AIM OF THE EXERCISE:
Give the listing again exactly, omitting its images.

=====

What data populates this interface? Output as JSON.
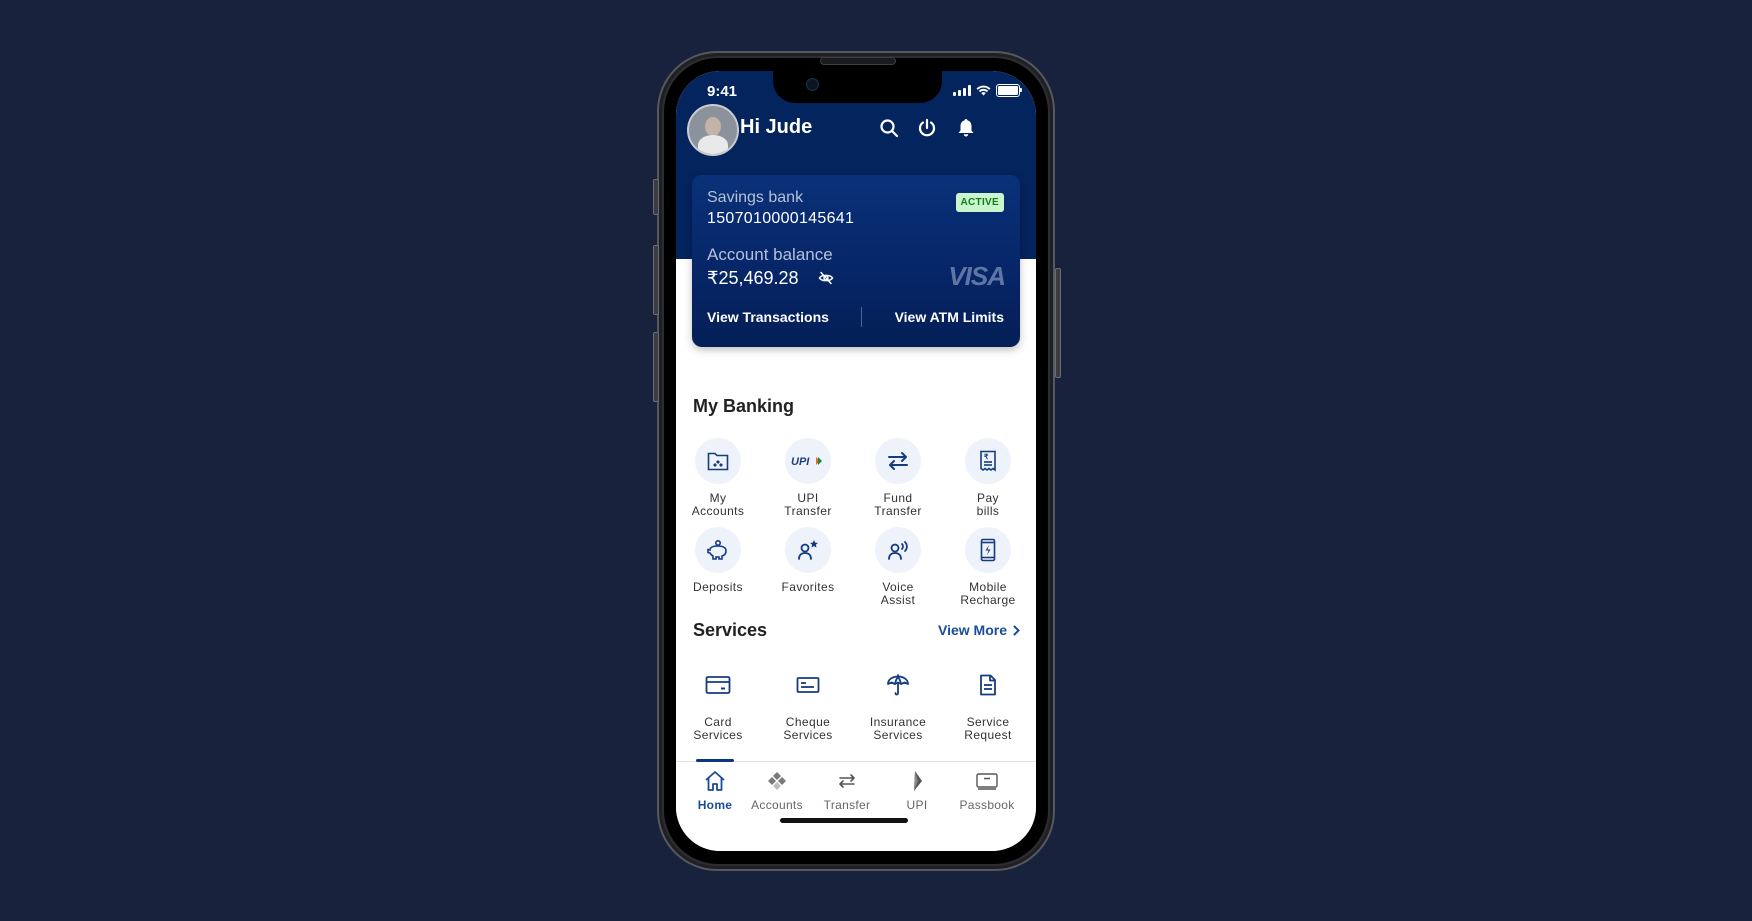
{
  "status_bar": {
    "time": "9:41"
  },
  "header": {
    "greeting": "Hi Jude",
    "icons": [
      "search-icon",
      "power-icon",
      "bell-icon"
    ]
  },
  "account_card": {
    "account_type": "Savings bank",
    "account_number": "1507010000145641",
    "status_badge": "ACTIVE",
    "balance_label": "Account balance",
    "balance_value": "₹25,469.28",
    "card_brand": "VISA",
    "links": {
      "view_transactions": "View Transactions",
      "view_atm_limits": "View ATM Limits"
    }
  },
  "my_banking": {
    "title": "My Banking",
    "items": [
      {
        "label": "My\nAccounts",
        "icon": "folder-accounts-icon"
      },
      {
        "label": "UPI\nTransfer",
        "icon": "upi-icon"
      },
      {
        "label": "Fund\nTransfer",
        "icon": "transfer-arrows-icon"
      },
      {
        "label": "Pay\nbills",
        "icon": "bill-receipt-icon"
      },
      {
        "label": "Deposits",
        "icon": "piggy-bank-icon"
      },
      {
        "label": "Favorites",
        "icon": "person-star-icon"
      },
      {
        "label": "Voice\nAssist",
        "icon": "voice-person-icon"
      },
      {
        "label": "Mobile\nRecharge",
        "icon": "mobile-charge-icon"
      }
    ]
  },
  "services": {
    "title": "Services",
    "view_more": "View More",
    "items": [
      {
        "label": "Card\nServices",
        "icon": "card-icon"
      },
      {
        "label": "Cheque\nServices",
        "icon": "cheque-icon"
      },
      {
        "label": "Insurance\nServices",
        "icon": "umbrella-icon"
      },
      {
        "label": "Service\nRequest",
        "icon": "document-icon"
      }
    ]
  },
  "tab_bar": {
    "active": "Home",
    "tabs": [
      {
        "label": "Home",
        "icon": "home-icon"
      },
      {
        "label": "Accounts",
        "icon": "accounts-logo-icon"
      },
      {
        "label": "Transfer",
        "icon": "transfer-icon"
      },
      {
        "label": "UPI",
        "icon": "upi-logo-icon"
      },
      {
        "label": "Passbook",
        "icon": "passbook-icon"
      }
    ]
  },
  "colors": {
    "primary_navy": "#04245e",
    "accent_blue": "#1a4b9a",
    "active_badge_bg": "#c9f6cc",
    "active_badge_text": "#137a1d",
    "page_background": "#18223d"
  }
}
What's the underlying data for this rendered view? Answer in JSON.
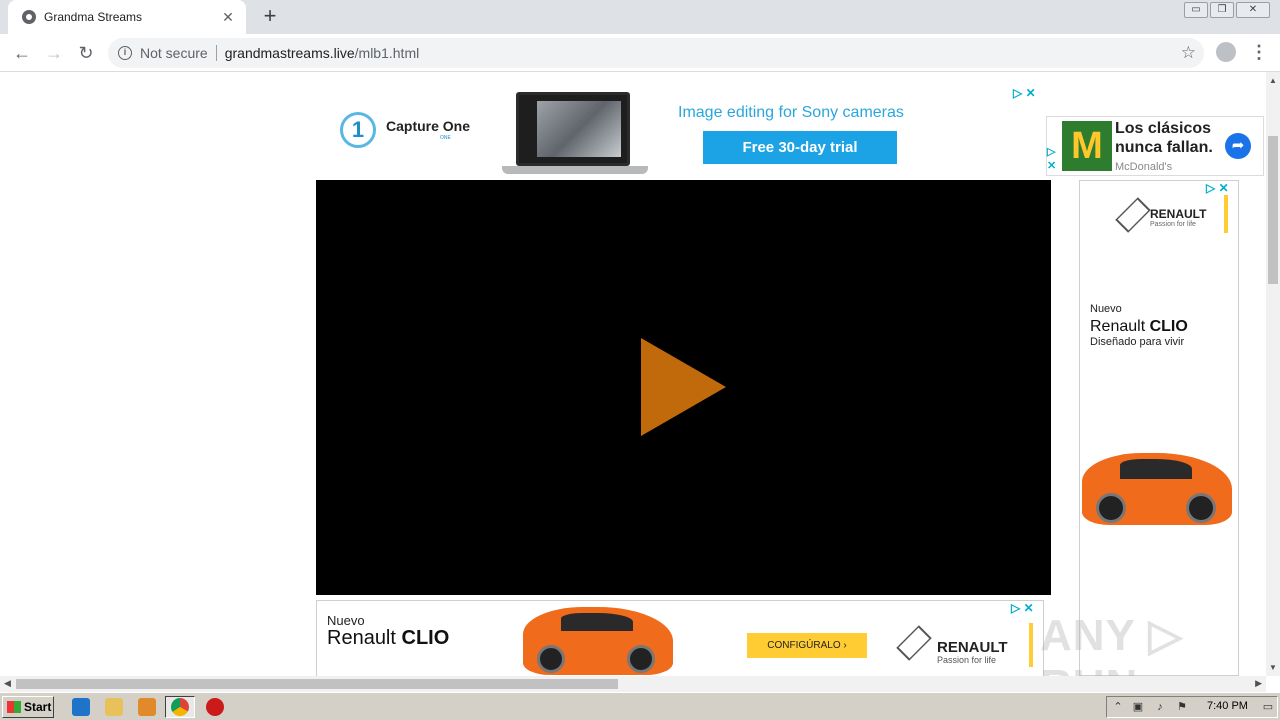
{
  "browser": {
    "tab_title": "Grandma Streams",
    "tab_close": "✕",
    "new_tab": "+",
    "window_buttons": [
      "▭",
      "❐",
      "✕"
    ],
    "back": "←",
    "forward": "→",
    "reload": "↻",
    "security_label": "Not secure",
    "url_host": "grandmastreams.live",
    "url_path": "/mlb1.html",
    "star": "☆",
    "menu": "⋮"
  },
  "ads": {
    "top": {
      "brand": "Capture One",
      "brand_mark": "1",
      "brand_sub": "ONE",
      "headline": "Image editing for Sony cameras",
      "cta": "Free 30-day trial",
      "adchoice": "▷ ✕"
    },
    "mcdonalds": {
      "logo": "M",
      "headline": "Los clásicos nunca fallan.",
      "brand": "McDonald's",
      "go": "➦",
      "adchoice": "▷ ✕"
    },
    "side": {
      "brand": "RENAULT",
      "tagline": "Passion for life",
      "nuevo": "Nuevo",
      "model_prefix": "Renault ",
      "model_name": "CLIO",
      "claim": "Diseñado para vivir",
      "adchoice": "▷ ✕"
    },
    "bottom": {
      "nuevo": "Nuevo",
      "model_prefix": "Renault ",
      "model_name": "CLIO",
      "cta": "CONFIGÚRALO ›",
      "brand": "RENAULT",
      "tagline": "Passion for life",
      "adchoice": "▷ ✕"
    }
  },
  "player": {
    "play_icon": "play-icon"
  },
  "watermark": "ANY ▷ RUN",
  "taskbar": {
    "start_label": "Start",
    "clock": "7:40 PM"
  }
}
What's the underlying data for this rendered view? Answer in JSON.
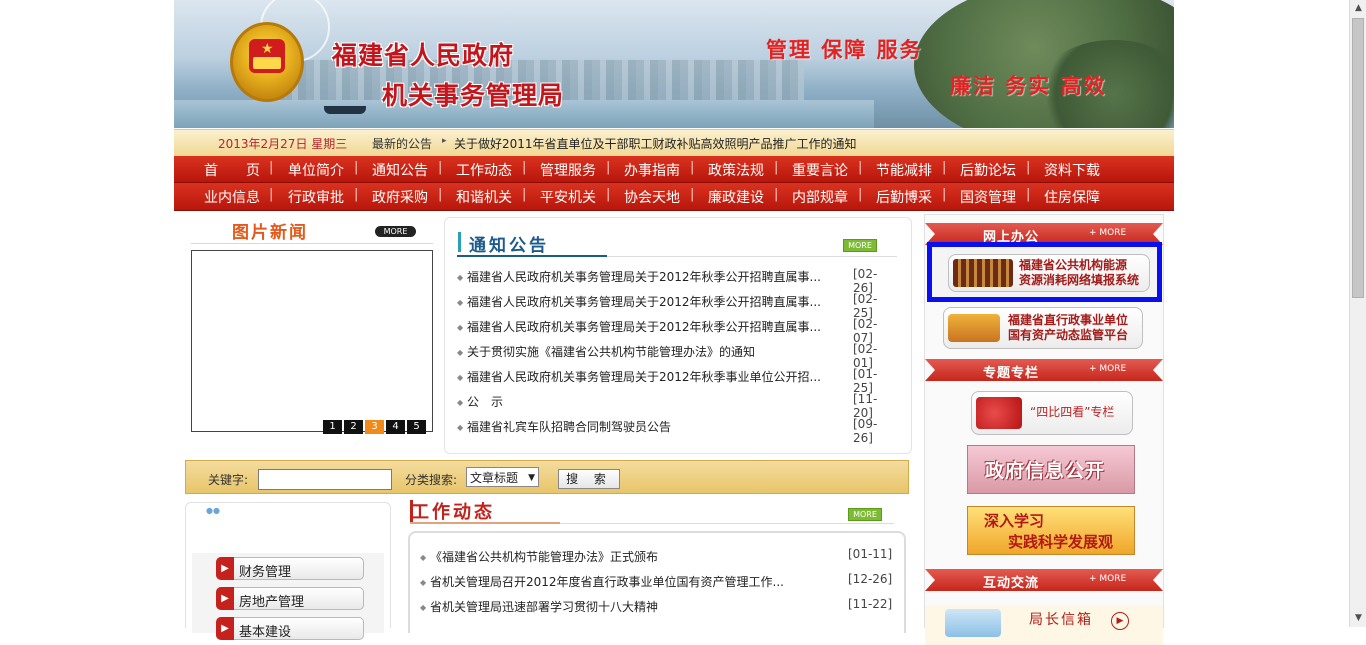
{
  "header": {
    "org_line1": "福建省人民政府",
    "org_line2": "机关事务管理局",
    "slogan1": "管理 保障 服务",
    "slogan2": "廉洁 务实 高效"
  },
  "datebar": {
    "date": "2013年2月27日 星期三",
    "latest_label": "最新的公告",
    "latest_news": "关于做好2011年省直单位及干部职工财政补贴高效照明产品推广工作的通知"
  },
  "nav_row1": [
    "首　　页",
    "单位简介",
    "通知公告",
    "工作动态",
    "管理服务",
    "办事指南",
    "政策法规",
    "重要言论",
    "节能减排",
    "后勤论坛",
    "资料下载"
  ],
  "nav_row2": [
    "业内信息",
    "行政审批",
    "政府采购",
    "和谐机关",
    "平安机关",
    "协会天地",
    "廉政建设",
    "内部规章",
    "后勤博采",
    "国资管理",
    "住房保障"
  ],
  "pic_news": {
    "title": "图片新闻",
    "more": "MORE",
    "pages": [
      "1",
      "2",
      "3",
      "4",
      "5"
    ],
    "active_page": "3"
  },
  "notice": {
    "title": "通知公告",
    "more": "MORE",
    "items": [
      {
        "text": "福建省人民政府机关事务管理局关于2012年秋季公开招聘直属事...",
        "date": "[02-26]"
      },
      {
        "text": "福建省人民政府机关事务管理局关于2012年秋季公开招聘直属事...",
        "date": "[02-25]"
      },
      {
        "text": "福建省人民政府机关事务管理局关于2012年秋季公开招聘直属事...",
        "date": "[02-07]"
      },
      {
        "text": "关于贯彻实施《福建省公共机构节能管理办法》的通知",
        "date": "[02-01]"
      },
      {
        "text": "福建省人民政府机关事务管理局关于2012年秋季事业单位公开招...",
        "date": "[01-25]"
      },
      {
        "text": "公　示",
        "date": "[11-20]"
      },
      {
        "text": "福建省礼宾车队招聘合同制驾驶员公告",
        "date": "[09-26]"
      }
    ]
  },
  "search": {
    "keyword_label": "关键字:",
    "keyword_value": "",
    "category_label": "分类搜索:",
    "category_selected": "文章标题",
    "button": "搜 索"
  },
  "categories": [
    "财务管理",
    "房地产管理",
    "基本建设"
  ],
  "work": {
    "title": "工作动态",
    "more": "MORE",
    "items": [
      {
        "text": "《福建省公共机构节能管理办法》正式颁布",
        "date": "[01-11]"
      },
      {
        "text": "省机关管理局召开2012年度省直行政事业单位国有资产管理工作...",
        "date": "[12-26]"
      },
      {
        "text": "省机关管理局迅速部署学习贯彻十八大精神",
        "date": "[11-22]"
      }
    ]
  },
  "right": {
    "online_title": "网上办公",
    "online_more": "+ MORE",
    "energy_line1": "福建省公共机构能源",
    "energy_line2": "资源消耗网络填报系统",
    "asset_line1": "福建省直行政事业单位",
    "asset_line2": "国有资产动态监管平台",
    "special_title": "专题专栏",
    "special_more": "+ MORE",
    "special_btn": "“四比四看”专栏",
    "gov_open": "政府信息公开",
    "study_line1": "深入学习",
    "study_line2": "实践科学发展观",
    "interact_title": "互动交流",
    "interact_more": "+ MORE",
    "mailbox": "局长信箱"
  },
  "colors": {
    "nav_red": "#c4200f",
    "highlight_blue": "#0a0ff0",
    "title_red": "#c2161c",
    "notice_blue": "#1c5a8c"
  }
}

=====

EXERCISE RESPONSE:
What data populates this interface? Output as JSON.
{
  "status_bar": {
    "time": "9:41"
  },
  "header": {
    "greeting": "Hi Jude",
    "icons": [
      "search-icon",
      "power-icon",
      "bell-icon"
    ]
  },
  "account_card": {
    "account_type": "Savings bank",
    "account_number": "1507010000145641",
    "status_badge": "ACTIVE",
    "balance_label": "Account balance",
    "balance_value": "₹25,469.28",
    "card_brand": "VISA",
    "links": {
      "view_transactions": "View Transactions",
      "view_atm_limits": "View ATM Limits"
    }
  },
  "my_banking": {
    "title": "My Banking",
    "items": [
      {
        "label": "My\nAccounts",
        "icon": "folder-accounts-icon"
      },
      {
        "label": "UPI\nTransfer",
        "icon": "upi-icon"
      },
      {
        "label": "Fund\nTransfer",
        "icon": "transfer-arrows-icon"
      },
      {
        "label": "Pay\nbills",
        "icon": "bill-receipt-icon"
      },
      {
        "label": "Deposits",
        "icon": "piggy-bank-icon"
      },
      {
        "label": "Favorites",
        "icon": "person-star-icon"
      },
      {
        "label": "Voice\nAssist",
        "icon": "voice-person-icon"
      },
      {
        "label": "Mobile\nRecharge",
        "icon": "mobile-charge-icon"
      }
    ]
  },
  "services": {
    "title": "Services",
    "view_more": "View More",
    "items": [
      {
        "label": "Card\nServices",
        "icon": "card-icon"
      },
      {
        "label": "Cheque\nServices",
        "icon": "cheque-icon"
      },
      {
        "label": "Insurance\nServices",
        "icon": "umbrella-icon"
      },
      {
        "label": "Service\nRequest",
        "icon": "document-icon"
      }
    ]
  },
  "tab_bar": {
    "active": "Home",
    "tabs": [
      {
        "label": "Home",
        "icon": "home-icon"
      },
      {
        "label": "Accounts",
        "icon": "accounts-logo-icon"
      },
      {
        "label": "Transfer",
        "icon": "transfer-icon"
      },
      {
        "label": "UPI",
        "icon": "upi-logo-icon"
      },
      {
        "label": "Passbook",
        "icon": "passbook-icon"
      }
    ]
  },
  "colors": {
    "primary_navy": "#04245e",
    "accent_blue": "#1a4b9a",
    "active_badge_bg": "#c9f6cc",
    "active_badge_text": "#137a1d",
    "page_background": "#18223d"
  }
}
What's the underlying data for this rendered view? Answer in JSON.
{
  "browser": {
    "tab_title": "Grandma Streams",
    "tab_close": "✕",
    "new_tab": "+",
    "window_buttons": [
      "▭",
      "❐",
      "✕"
    ],
    "back": "←",
    "forward": "→",
    "reload": "↻",
    "security_label": "Not secure",
    "url_host": "grandmastreams.live",
    "url_path": "/mlb1.html",
    "star": "☆",
    "menu": "⋮"
  },
  "ads": {
    "top": {
      "brand": "Capture One",
      "brand_mark": "1",
      "brand_sub": "ONE",
      "headline": "Image editing for Sony cameras",
      "cta": "Free 30-day trial",
      "adchoice": "▷ ✕"
    },
    "mcdonalds": {
      "logo": "M",
      "headline": "Los clásicos nunca fallan.",
      "brand": "McDonald's",
      "go": "➦",
      "adchoice": "▷ ✕"
    },
    "side": {
      "brand": "RENAULT",
      "tagline": "Passion for life",
      "nuevo": "Nuevo",
      "model_prefix": "Renault ",
      "model_name": "CLIO",
      "claim": "Diseñado para vivir",
      "adchoice": "▷ ✕"
    },
    "bottom": {
      "nuevo": "Nuevo",
      "model_prefix": "Renault ",
      "model_name": "CLIO",
      "cta": "CONFIGÚRALO ›",
      "brand": "RENAULT",
      "tagline": "Passion for life",
      "adchoice": "▷ ✕"
    }
  },
  "player": {
    "play_icon": "play-icon"
  },
  "watermark": "ANY ▷ RUN",
  "taskbar": {
    "start_label": "Start",
    "clock": "7:40 PM"
  }
}
What's the underlying data for this rendered view? Answer in JSON.
{
  "header": {
    "org_line1": "福建省人民政府",
    "org_line2": "机关事务管理局",
    "slogan1": "管理 保障 服务",
    "slogan2": "廉洁 务实 高效"
  },
  "datebar": {
    "date": "2013年2月27日 星期三",
    "latest_label": "最新的公告",
    "latest_news": "关于做好2011年省直单位及干部职工财政补贴高效照明产品推广工作的通知"
  },
  "nav_row1": [
    "首　　页",
    "单位简介",
    "通知公告",
    "工作动态",
    "管理服务",
    "办事指南",
    "政策法规",
    "重要言论",
    "节能减排",
    "后勤论坛",
    "资料下载"
  ],
  "nav_row2": [
    "业内信息",
    "行政审批",
    "政府采购",
    "和谐机关",
    "平安机关",
    "协会天地",
    "廉政建设",
    "内部规章",
    "后勤博采",
    "国资管理",
    "住房保障"
  ],
  "pic_news": {
    "title": "图片新闻",
    "more": "MORE",
    "pages": [
      "1",
      "2",
      "3",
      "4",
      "5"
    ],
    "active_page": "3"
  },
  "notice": {
    "title": "通知公告",
    "more": "MORE",
    "items": [
      {
        "text": "福建省人民政府机关事务管理局关于2012年秋季公开招聘直属事...",
        "date": "[02-26]"
      },
      {
        "text": "福建省人民政府机关事务管理局关于2012年秋季公开招聘直属事...",
        "date": "[02-25]"
      },
      {
        "text": "福建省人民政府机关事务管理局关于2012年秋季公开招聘直属事...",
        "date": "[02-07]"
      },
      {
        "text": "关于贯彻实施《福建省公共机构节能管理办法》的通知",
        "date": "[02-01]"
      },
      {
        "text": "福建省人民政府机关事务管理局关于2012年秋季事业单位公开招...",
        "date": "[01-25]"
      },
      {
        "text": "公　示",
        "date": "[11-20]"
      },
      {
        "text": "福建省礼宾车队招聘合同制驾驶员公告",
        "date": "[09-26]"
      }
    ]
  },
  "search": {
    "keyword_label": "关键字:",
    "keyword_value": "",
    "category_label": "分类搜索:",
    "category_selected": "文章标题",
    "button": "搜 索"
  },
  "categories": [
    "财务管理",
    "房地产管理",
    "基本建设"
  ],
  "work": {
    "title": "工作动态",
    "more": "MORE",
    "items": [
      {
        "text": "《福建省公共机构节能管理办法》正式颁布",
        "date": "[01-11]"
      },
      {
        "text": "省机关管理局召开2012年度省直行政事业单位国有资产管理工作...",
        "date": "[12-26]"
      },
      {
        "text": "省机关管理局迅速部署学习贯彻十八大精神",
        "date": "[11-22]"
      }
    ]
  },
  "right": {
    "online_title": "网上办公",
    "online_more": "+ MORE",
    "energy_line1": "福建省公共机构能源",
    "energy_line2": "资源消耗网络填报系统",
    "asset_line1": "福建省直行政事业单位",
    "asset_line2": "国有资产动态监管平台",
    "special_title": "专题专栏",
    "special_more": "+ MORE",
    "special_btn": "“四比四看”专栏",
    "gov_open": "政府信息公开",
    "study_line1": "深入学习",
    "study_line2": "实践科学发展观",
    "interact_title": "互动交流",
    "interact_more": "+ MORE",
    "mailbox": "局长信箱"
  },
  "colors": {
    "nav_red": "#c4200f",
    "highlight_blue": "#0a0ff0",
    "title_red": "#c2161c",
    "notice_blue": "#1c5a8c"
  }
}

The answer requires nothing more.